BEGIN
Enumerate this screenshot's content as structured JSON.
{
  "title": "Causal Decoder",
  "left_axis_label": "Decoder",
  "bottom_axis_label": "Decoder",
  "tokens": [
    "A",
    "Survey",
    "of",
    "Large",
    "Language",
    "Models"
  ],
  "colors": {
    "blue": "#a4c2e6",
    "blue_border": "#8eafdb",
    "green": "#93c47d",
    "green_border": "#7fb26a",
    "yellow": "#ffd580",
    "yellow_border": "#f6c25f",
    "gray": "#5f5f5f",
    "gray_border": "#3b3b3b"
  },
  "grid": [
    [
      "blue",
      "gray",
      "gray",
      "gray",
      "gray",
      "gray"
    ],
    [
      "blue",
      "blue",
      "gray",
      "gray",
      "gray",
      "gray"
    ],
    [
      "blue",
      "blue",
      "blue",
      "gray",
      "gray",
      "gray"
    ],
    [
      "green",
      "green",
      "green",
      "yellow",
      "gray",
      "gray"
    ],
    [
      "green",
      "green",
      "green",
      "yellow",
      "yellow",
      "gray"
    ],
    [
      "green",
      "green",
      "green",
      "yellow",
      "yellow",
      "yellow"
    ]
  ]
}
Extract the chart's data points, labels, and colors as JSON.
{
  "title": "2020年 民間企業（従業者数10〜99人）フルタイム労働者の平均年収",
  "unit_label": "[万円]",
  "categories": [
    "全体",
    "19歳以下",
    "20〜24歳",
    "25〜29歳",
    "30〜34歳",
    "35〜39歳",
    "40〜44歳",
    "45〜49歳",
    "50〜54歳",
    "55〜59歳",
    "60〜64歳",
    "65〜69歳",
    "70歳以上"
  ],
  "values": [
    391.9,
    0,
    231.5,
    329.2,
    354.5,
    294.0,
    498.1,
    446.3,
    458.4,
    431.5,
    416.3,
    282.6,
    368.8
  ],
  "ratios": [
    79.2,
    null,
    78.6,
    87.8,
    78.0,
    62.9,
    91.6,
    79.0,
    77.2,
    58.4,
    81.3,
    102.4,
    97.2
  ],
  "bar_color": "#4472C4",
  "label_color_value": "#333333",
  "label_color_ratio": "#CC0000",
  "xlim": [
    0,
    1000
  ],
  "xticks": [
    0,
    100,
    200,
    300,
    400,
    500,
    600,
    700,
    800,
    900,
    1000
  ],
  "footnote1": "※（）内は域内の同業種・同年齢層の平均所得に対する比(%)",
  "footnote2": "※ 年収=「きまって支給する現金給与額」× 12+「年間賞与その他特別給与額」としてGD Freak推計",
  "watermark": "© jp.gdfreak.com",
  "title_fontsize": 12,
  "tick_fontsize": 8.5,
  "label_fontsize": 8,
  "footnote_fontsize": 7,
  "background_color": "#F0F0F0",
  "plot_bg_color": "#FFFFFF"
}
END
Prompt:
Output each record precisely as given.

Solution for this task:
Enumerate this screenshot's content as structured JSON.
{
  "title": "Causal Decoder",
  "left_axis_label": "Decoder",
  "bottom_axis_label": "Decoder",
  "tokens": [
    "A",
    "Survey",
    "of",
    "Large",
    "Language",
    "Models"
  ],
  "colors": {
    "blue": "#a4c2e6",
    "blue_border": "#8eafdb",
    "green": "#93c47d",
    "green_border": "#7fb26a",
    "yellow": "#ffd580",
    "yellow_border": "#f6c25f",
    "gray": "#5f5f5f",
    "gray_border": "#3b3b3b"
  },
  "grid": [
    [
      "blue",
      "gray",
      "gray",
      "gray",
      "gray",
      "gray"
    ],
    [
      "blue",
      "blue",
      "gray",
      "gray",
      "gray",
      "gray"
    ],
    [
      "blue",
      "blue",
      "blue",
      "gray",
      "gray",
      "gray"
    ],
    [
      "green",
      "green",
      "green",
      "yellow",
      "gray",
      "gray"
    ],
    [
      "green",
      "green",
      "green",
      "yellow",
      "yellow",
      "gray"
    ],
    [
      "green",
      "green",
      "green",
      "yellow",
      "yellow",
      "yellow"
    ]
  ]
}
Extract the chart's data points, labels, and colors as JSON.
{
  "title": "2020年 民間企業（従業者数10〜99人）フルタイム労働者の平均年収",
  "unit_label": "[万円]",
  "categories": [
    "全体",
    "19歳以下",
    "20〜24歳",
    "25〜29歳",
    "30〜34歳",
    "35〜39歳",
    "40〜44歳",
    "45〜49歳",
    "50〜54歳",
    "55〜59歳",
    "60〜64歳",
    "65〜69歳",
    "70歳以上"
  ],
  "values": [
    391.9,
    0,
    231.5,
    329.2,
    354.5,
    294.0,
    498.1,
    446.3,
    458.4,
    431.5,
    416.3,
    282.6,
    368.8
  ],
  "ratios": [
    79.2,
    null,
    78.6,
    87.8,
    78.0,
    62.9,
    91.6,
    79.0,
    77.2,
    58.4,
    81.3,
    102.4,
    97.2
  ],
  "bar_color": "#4472C4",
  "label_color_value": "#333333",
  "label_color_ratio": "#CC0000",
  "xlim": [
    0,
    1000
  ],
  "xticks": [
    0,
    100,
    200,
    300,
    400,
    500,
    600,
    700,
    800,
    900,
    1000
  ],
  "footnote1": "※（）内は域内の同業種・同年齢層の平均所得に対する比(%)",
  "footnote2": "※ 年収=「きまって支給する現金給与額」× 12+「年間賞与その他特別給与額」としてGD Freak推計",
  "watermark": "© jp.gdfreak.com",
  "title_fontsize": 12,
  "tick_fontsize": 8.5,
  "label_fontsize": 8,
  "footnote_fontsize": 7,
  "background_color": "#F0F0F0",
  "plot_bg_color": "#FFFFFF"
}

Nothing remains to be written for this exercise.